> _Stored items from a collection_
==============================
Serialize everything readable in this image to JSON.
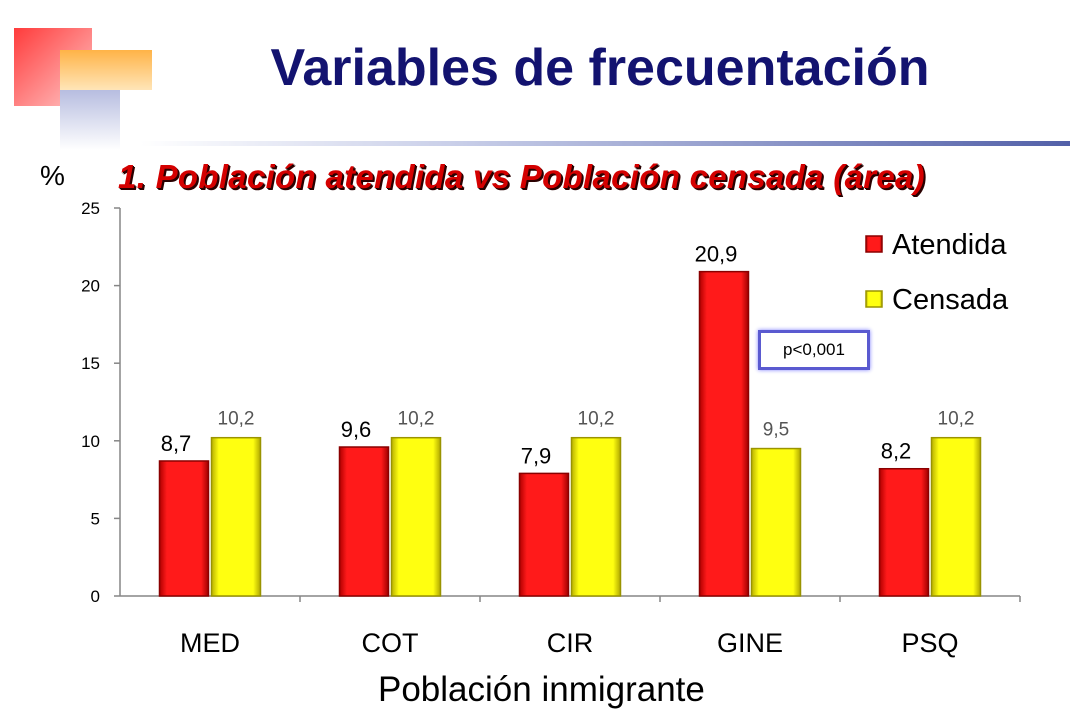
{
  "header": {
    "title": "Variables de frecuentación",
    "subtitle": "1. Población atendida vs Población censada (área)"
  },
  "annotation": {
    "pvalue": "p<0,001"
  },
  "chart_data": {
    "type": "bar",
    "categories": [
      "MED",
      "COT",
      "CIR",
      "GINE",
      "PSQ"
    ],
    "series": [
      {
        "name": "Atendida",
        "values": [
          8.7,
          9.6,
          7.9,
          20.9,
          8.2
        ],
        "labels": [
          "8,7",
          "9,6",
          "7,9",
          "20,9",
          "8,2"
        ],
        "color": "#ff0000"
      },
      {
        "name": "Censada",
        "values": [
          10.2,
          10.2,
          10.2,
          9.5,
          10.2
        ],
        "labels": [
          "10,2",
          "10,2",
          "10,2",
          "9,5",
          "10,2"
        ],
        "color": "#ffff00"
      }
    ],
    "ylabel": "%",
    "xlabel": "Población inmigrante",
    "ylim": [
      0,
      25
    ],
    "yticks": [
      "0",
      "5",
      "10",
      "15",
      "20",
      "25"
    ],
    "grid": false,
    "legend": "top-right"
  }
}
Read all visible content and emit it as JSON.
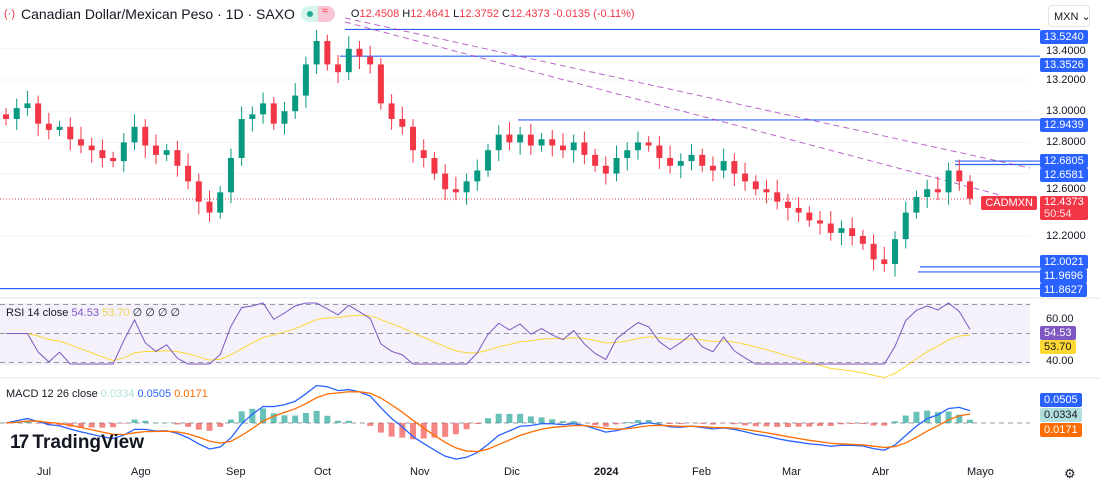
{
  "header": {
    "title": "Canadian Dollar/Mexican Peso · 1D · SAXO",
    "o": "O",
    "o_val": "12.4508",
    "h": "H",
    "h_val": "12.4641",
    "l": "L",
    "l_val": "12.3752",
    "c": "C",
    "c_val": "12.4373",
    "change": "-0.0135 (-0.11%)"
  },
  "currency": "MXN",
  "symbol_tag": "CADMXN",
  "last_price": "12.4373",
  "countdown": "50:54",
  "price_ticks": [
    "13.4000",
    "13.2000",
    "13.0000",
    "12.8000",
    "12.6000",
    "12.2000"
  ],
  "level_labels": [
    "13.5240",
    "13.3526",
    "12.9439",
    "12.6805",
    "12.6581",
    "12.0021",
    "11.9696",
    "11.8627"
  ],
  "rsi": {
    "title": "RSI 14 close",
    "value": "54.53",
    "ma": "53.70",
    "flags": "∅ ∅ ∅ ∅",
    "ticks": [
      "60.00",
      "40.00"
    ]
  },
  "macd": {
    "title": "MACD 12 26 close",
    "hist": "0.0334",
    "macd": "0.0505",
    "signal": "0.0171"
  },
  "logo": "TradingView",
  "colors": {
    "up": "#089981",
    "down": "#f23645",
    "level": "#2962ff",
    "trend": "#9c27b0",
    "rsi": "#7e57c2",
    "rsi_ma": "#fdd835",
    "macd": "#2962ff",
    "signal": "#ff6d00"
  },
  "chart_data": {
    "type": "candlestick",
    "x_ticks": [
      "Jul",
      "Ago",
      "Sep",
      "Oct",
      "Nov",
      "Dic",
      "2024",
      "Feb",
      "Mar",
      "Abr",
      "Mayo"
    ],
    "closes": [
      12.95,
      13.02,
      13.05,
      12.92,
      12.88,
      12.9,
      12.82,
      12.78,
      12.75,
      12.7,
      12.68,
      12.8,
      12.9,
      12.78,
      12.72,
      12.75,
      12.65,
      12.55,
      12.42,
      12.35,
      12.48,
      12.7,
      12.95,
      12.98,
      13.05,
      12.92,
      13.0,
      13.1,
      13.3,
      13.45,
      13.3,
      13.25,
      13.4,
      13.35,
      13.3,
      13.05,
      12.95,
      12.9,
      12.75,
      12.7,
      12.6,
      12.5,
      12.48,
      12.55,
      12.62,
      12.75,
      12.85,
      12.8,
      12.85,
      12.78,
      12.82,
      12.78,
      12.75,
      12.8,
      12.72,
      12.65,
      12.6,
      12.7,
      12.75,
      12.8,
      12.78,
      12.7,
      12.65,
      12.68,
      12.72,
      12.65,
      12.62,
      12.68,
      12.6,
      12.55,
      12.5,
      12.48,
      12.42,
      12.38,
      12.35,
      12.3,
      12.28,
      12.22,
      12.25,
      12.2,
      12.15,
      12.05,
      12.02,
      12.18,
      12.35,
      12.45,
      12.5,
      12.48,
      12.62,
      12.55,
      12.44
    ],
    "levels": [
      13.524,
      13.3526,
      12.9439,
      12.6805,
      12.6581,
      12.0021,
      11.9696,
      11.8627
    ],
    "y_range": [
      11.83,
      13.55
    ],
    "rsi_levels": [
      70,
      50,
      30
    ]
  }
}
==============================
> _EXERCISE OBJECTIVE_
Write out the records above once more, word for word, with no pictures.

> _SOLUTION BELOW_
Serialize everything readable in this image to JSON.
{
  "header": {
    "title": "Variables de frecuentación",
    "subtitle": "1. Población atendida vs Población censada (área)"
  },
  "annotation": {
    "pvalue": "p<0,001"
  },
  "chart_data": {
    "type": "bar",
    "categories": [
      "MED",
      "COT",
      "CIR",
      "GINE",
      "PSQ"
    ],
    "series": [
      {
        "name": "Atendida",
        "values": [
          8.7,
          9.6,
          7.9,
          20.9,
          8.2
        ],
        "labels": [
          "8,7",
          "9,6",
          "7,9",
          "20,9",
          "8,2"
        ],
        "color": "#ff0000"
      },
      {
        "name": "Censada",
        "values": [
          10.2,
          10.2,
          10.2,
          9.5,
          10.2
        ],
        "labels": [
          "10,2",
          "10,2",
          "10,2",
          "9,5",
          "10,2"
        ],
        "color": "#ffff00"
      }
    ],
    "ylabel": "%",
    "xlabel": "Población inmigrante",
    "ylim": [
      0,
      25
    ],
    "yticks": [
      "0",
      "5",
      "10",
      "15",
      "20",
      "25"
    ],
    "grid": false,
    "legend": "top-right"
  }
}
Read all visible content and emit it as JSON.
{
  "header": {
    "title": "Canadian Dollar/Mexican Peso · 1D · SAXO",
    "o": "O",
    "o_val": "12.4508",
    "h": "H",
    "h_val": "12.4641",
    "l": "L",
    "l_val": "12.3752",
    "c": "C",
    "c_val": "12.4373",
    "change": "-0.0135 (-0.11%)"
  },
  "currency": "MXN",
  "symbol_tag": "CADMXN",
  "last_price": "12.4373",
  "countdown": "50:54",
  "price_ticks": [
    "13.4000",
    "13.2000",
    "13.0000",
    "12.8000",
    "12.6000",
    "12.2000"
  ],
  "level_labels": [
    "13.5240",
    "13.3526",
    "12.9439",
    "12.6805",
    "12.6581",
    "12.0021",
    "11.9696",
    "11.8627"
  ],
  "rsi": {
    "title": "RSI 14 close",
    "value": "54.53",
    "ma": "53.70",
    "flags": "∅ ∅ ∅ ∅",
    "ticks": [
      "60.00",
      "40.00"
    ]
  },
  "macd": {
    "title": "MACD 12 26 close",
    "hist": "0.0334",
    "macd": "0.0505",
    "signal": "0.0171"
  },
  "logo": "TradingView",
  "colors": {
    "up": "#089981",
    "down": "#f23645",
    "level": "#2962ff",
    "trend": "#9c27b0",
    "rsi": "#7e57c2",
    "rsi_ma": "#fdd835",
    "macd": "#2962ff",
    "signal": "#ff6d00"
  },
  "chart_data": {
    "type": "candlestick",
    "x_ticks": [
      "Jul",
      "Ago",
      "Sep",
      "Oct",
      "Nov",
      "Dic",
      "2024",
      "Feb",
      "Mar",
      "Abr",
      "Mayo"
    ],
    "closes": [
      12.95,
      13.02,
      13.05,
      12.92,
      12.88,
      12.9,
      12.82,
      12.78,
      12.75,
      12.7,
      12.68,
      12.8,
      12.9,
      12.78,
      12.72,
      12.75,
      12.65,
      12.55,
      12.42,
      12.35,
      12.48,
      12.7,
      12.95,
      12.98,
      13.05,
      12.92,
      13.0,
      13.1,
      13.3,
      13.45,
      13.3,
      13.25,
      13.4,
      13.35,
      13.3,
      13.05,
      12.95,
      12.9,
      12.75,
      12.7,
      12.6,
      12.5,
      12.48,
      12.55,
      12.62,
      12.75,
      12.85,
      12.8,
      12.85,
      12.78,
      12.82,
      12.78,
      12.75,
      12.8,
      12.72,
      12.65,
      12.6,
      12.7,
      12.75,
      12.8,
      12.78,
      12.7,
      12.65,
      12.68,
      12.72,
      12.65,
      12.62,
      12.68,
      12.6,
      12.55,
      12.5,
      12.48,
      12.42,
      12.38,
      12.35,
      12.3,
      12.28,
      12.22,
      12.25,
      12.2,
      12.15,
      12.05,
      12.02,
      12.18,
      12.35,
      12.45,
      12.5,
      12.48,
      12.62,
      12.55,
      12.44
    ],
    "levels": [
      13.524,
      13.3526,
      12.9439,
      12.6805,
      12.6581,
      12.0021,
      11.9696,
      11.8627
    ],
    "y_range": [
      11.83,
      13.55
    ],
    "rsi_levels": [
      70,
      50,
      30
    ]
  }
}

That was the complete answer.